Exercise aim -
Find the number of lines in these records where the word "water" appears. Reply with that number and nothing more.

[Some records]
-- start --

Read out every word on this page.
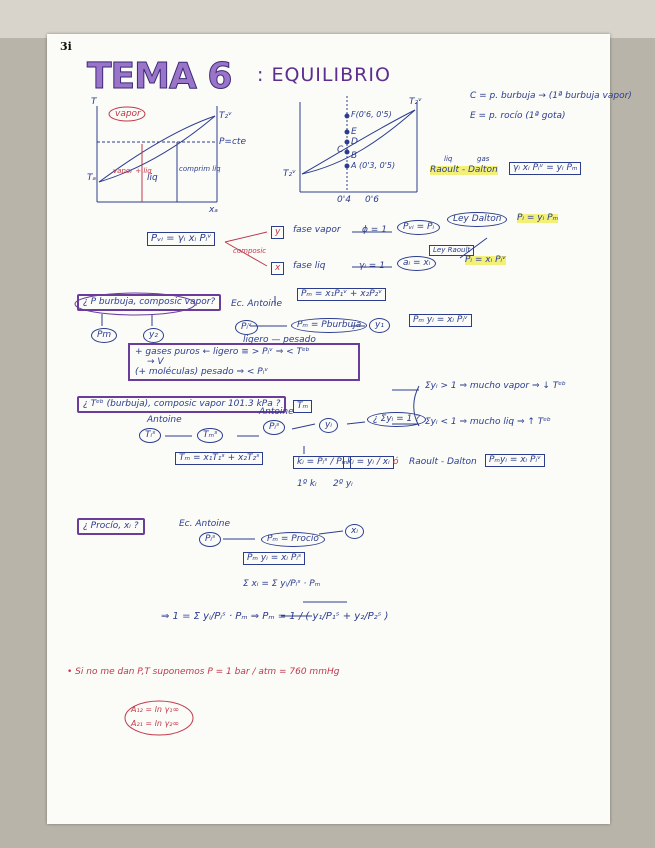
3i
TEMA 6 : EQUILIBRIO
T
vapor	T₂ᵛ
P=cte
vapor + liq
liq
comprim liq
Tₐ
xₐ
F(0'6, 0'5)
T₂ᵛ
E
D
C
B
A (0'3, 0'5)
T₂ᵛ
0'4 0'6
C = p. burbuja → (1ª burbuja vapor)
E = p. rocío (1ª gota)
liq	gas
Raoult - Dalton	γᵢ xᵢ Pᵢᵛ = yᵢ Pₘ
Pᵥᵢ = γᵢ xᵢ Pᵢᵛ
composic
y
x
fase vapor
fase liq
ϕ = 1
γᵢ = 1
Pᵥᵢ = Pᵢ
aᵢ = xᵢ
Ley Dalton
Ley Raoult
Pᵢ = yᵢ Pₘ
Pᵢ = xᵢ Pᵢᵛ
¿ P burbuja, composic vapor?
Pm	y₂
Ec. Antoine
Pₘ = x₁P₁ᵛ + x₂P₂ᵛ
Pᵢᵛ	Pₘ = Pburbuja	y₁	Pₘ yᵢ = xᵢ Pᵢᵛ
ligero — pesado
+ gases puros ← ligero ≡ > Pᵢᵛ ⇒ < Tᵉᵇ
→ V
(+ moléculas) pesado ⇒ < Pᵢᵛ
¿ Tᵉᵇ (burbuja), composic vapor 101.3 kPa ?
Antoine
Antoine
Tₘ
Tᵢˢ	Tₘˢ
Pᵢˢ	yᵢ
¿ Σyᵢ = 1 ?
Tₘ = x₁T₁ˢ + x₂T₂ˢ	kᵢ = Pᵢˢ / Pₘ kᵢ = yᵢ / xᵢ ó
1º kᵢ 2º yᵢ
Σyᵢ > 1 ⇒ mucho vapor ⇒ ↓ Tᵉᵇ
Σyᵢ < 1 ⇒ mucho liq ⇒ ↑ Tᵉᵇ
Raoult - Dalton	Pₘyᵢ = xᵢ Pᵢᵛ
¿ Procío, xᵢ ?	Ec. Antoine
Pᵢˢ	Pₘ = Procío
xᵢ
Pₘ yᵢ = xᵢ Pᵢˢ
Σ xᵢ = Σ yᵢ/Pᵢˢ · Pₘ
⇒ 1 = Σ yᵢ/Pᵢˢ · Pₘ ⇒ Pₘ = 1 / ( y₁/P₁ˢ + y₂/P₂ˢ )
• Si no me dan P,T suponemos P = 1 bar / atm = 760 mmHg
A₁₂ = ln γ₁∞
A₂₁ = ln γ₂∞
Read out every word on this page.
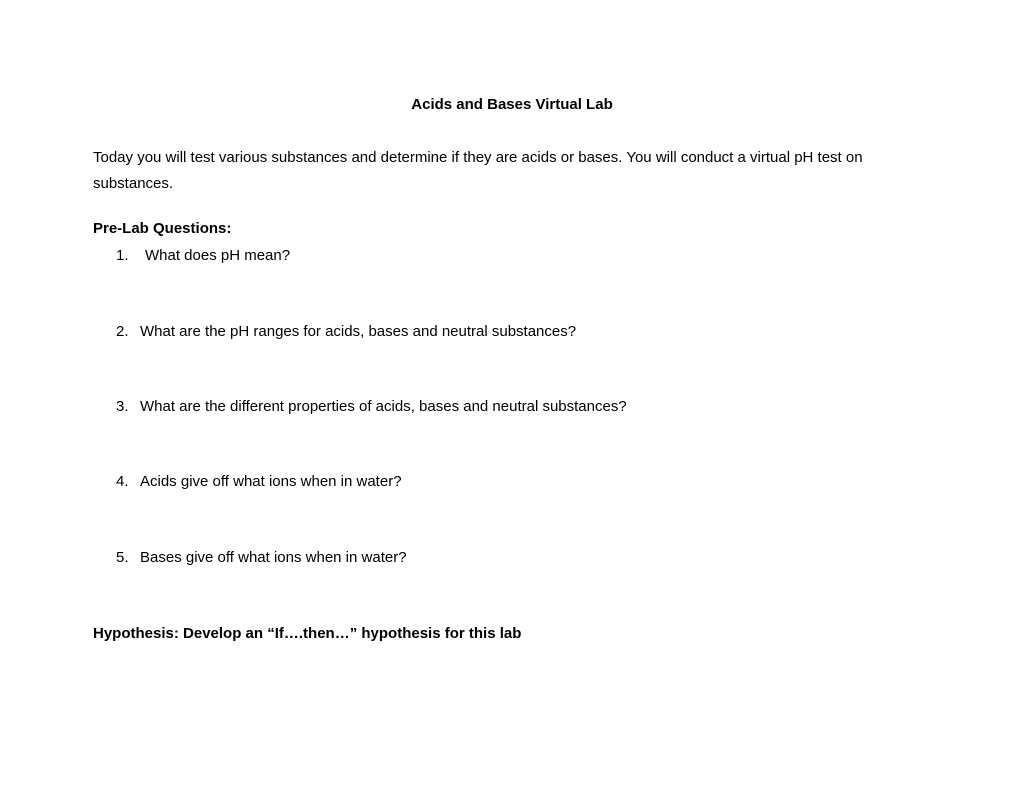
Acids and Bases Virtual Lab
Today you will test various substances and determine if they are acids or bases. You will conduct a virtual pH test on substances.
Pre-Lab Questions:
1. What does pH mean?
2. What are the pH ranges for acids, bases and neutral substances?
3. What are the different properties of acids, bases and neutral substances?
4. Acids give off what ions when in water?
5. Bases give off what ions when in water?
Hypothesis: Develop an “If….then…” hypothesis for this lab
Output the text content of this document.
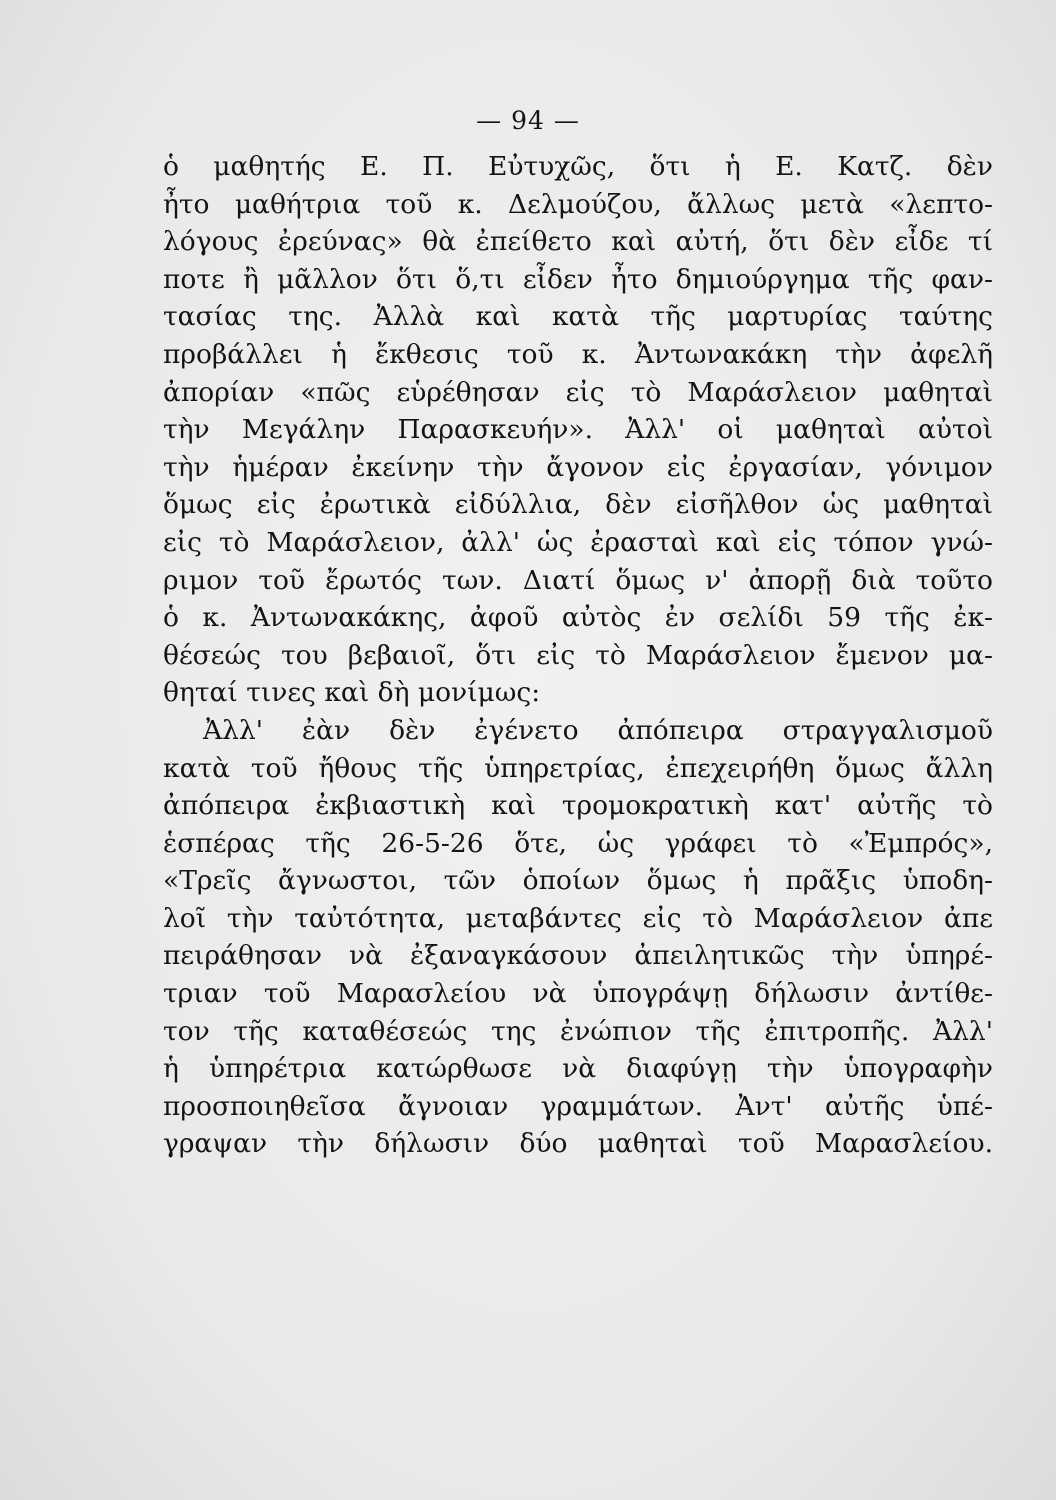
— 94 —
ὁ μαθητής Ε. Π. Εὐτυχῶς, ὅτι ἡ Ε. Κατζ. δὲν
ἦτο μαθήτρια τοῦ κ. Δελμούζου, ἄλλως μετὰ «λεπτο-
λόγους ἐρεύνας» θὰ ἐπείθετο καὶ αὐτή, ὅτι δὲν εἶδε τί
ποτε ἢ μᾶλλον ὅτι ὅ,τι εἶδεν ἦτο δημιούργημα τῆς φαν-
τασίας της. Ἀλλὰ καὶ κατὰ τῆς μαρτυρίας ταύτης
προβάλλει ἡ ἔκθεσις τοῦ κ. Ἀντωνακάκη τὴν ἀφελῆ
ἀπορίαν «πῶς εὑρέθησαν εἰς τὸ Μαράσλειον μαθηταὶ
τὴν Μεγάλην Παρασκευήν». Ἀλλ' οἱ μαθηταὶ αὐτοὶ
τὴν ἡμέραν ἐκείνην τὴν ἄγονον εἰς ἐργασίαν, γόνιμον
ὅμως εἰς ἐρωτικὰ εἰδύλλια, δὲν εἰσῆλθον ὡς μαθηταὶ
εἰς τὸ Μαράσλειον, ἀλλ' ὡς ἐρασταὶ καὶ εἰς τόπον γνώ-
ριμον τοῦ ἔρωτός των. Διατί ὅμως ν' ἀπορῇ διὰ τοῦτο
ὁ κ. Ἀντωνακάκης, ἀφοῦ αὐτὸς ἐν σελίδι 59 τῆς ἐκ-
θέσεώς του βεβαιοῖ, ὅτι εἰς τὸ Μαράσλειον ἔμενον μα-
θηταί τινες καὶ δὴ μονίμως:
Ἀλλ' ἐὰν δὲν ἐγένετο ἀπόπειρα στραγγαλισμοῦ
κατὰ τοῦ ἤθους τῆς ὑπηρετρίας, ἐπεχειρήθη ὅμως ἄλλη
ἀπόπειρα ἐκβιαστικὴ καὶ τρομοκρατικὴ κατ' αὐτῆς τὸ
ἑσπέρας τῆς 26-5-26 ὅτε, ὡς γράφει τὸ «Ἐμπρός»,
«Τρεῖς ἄγνωστοι, τῶν ὁποίων ὅμως ἡ πρᾶξις ὑποδη-
λοῖ τὴν ταὐτότητα, μεταβάντες εἰς τὸ Μαράσλειον ἀπε
πειράθησαν νὰ ἐξαναγκάσουν ἀπειλητικῶς τὴν ὑπηρέ-
τριαν τοῦ Μαρασλείου νὰ ὑπογράψῃ δήλωσιν ἀντίθε-
τον τῆς καταθέσεώς της ἐνώπιον τῆς ἐπιτροπῆς. Ἀλλ'
ἡ ὑπηρέτρια κατώρθωσε νὰ διαφύγῃ τὴν ὑπογραφὴν
προσποιηθεῖσα ἄγνοιαν γραμμάτων. Ἀντ' αὐτῆς ὑπέ-
γραψαν τὴν δήλωσιν δύο μαθηταὶ τοῦ Μαρασλείου.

-- end --

Full answer -
2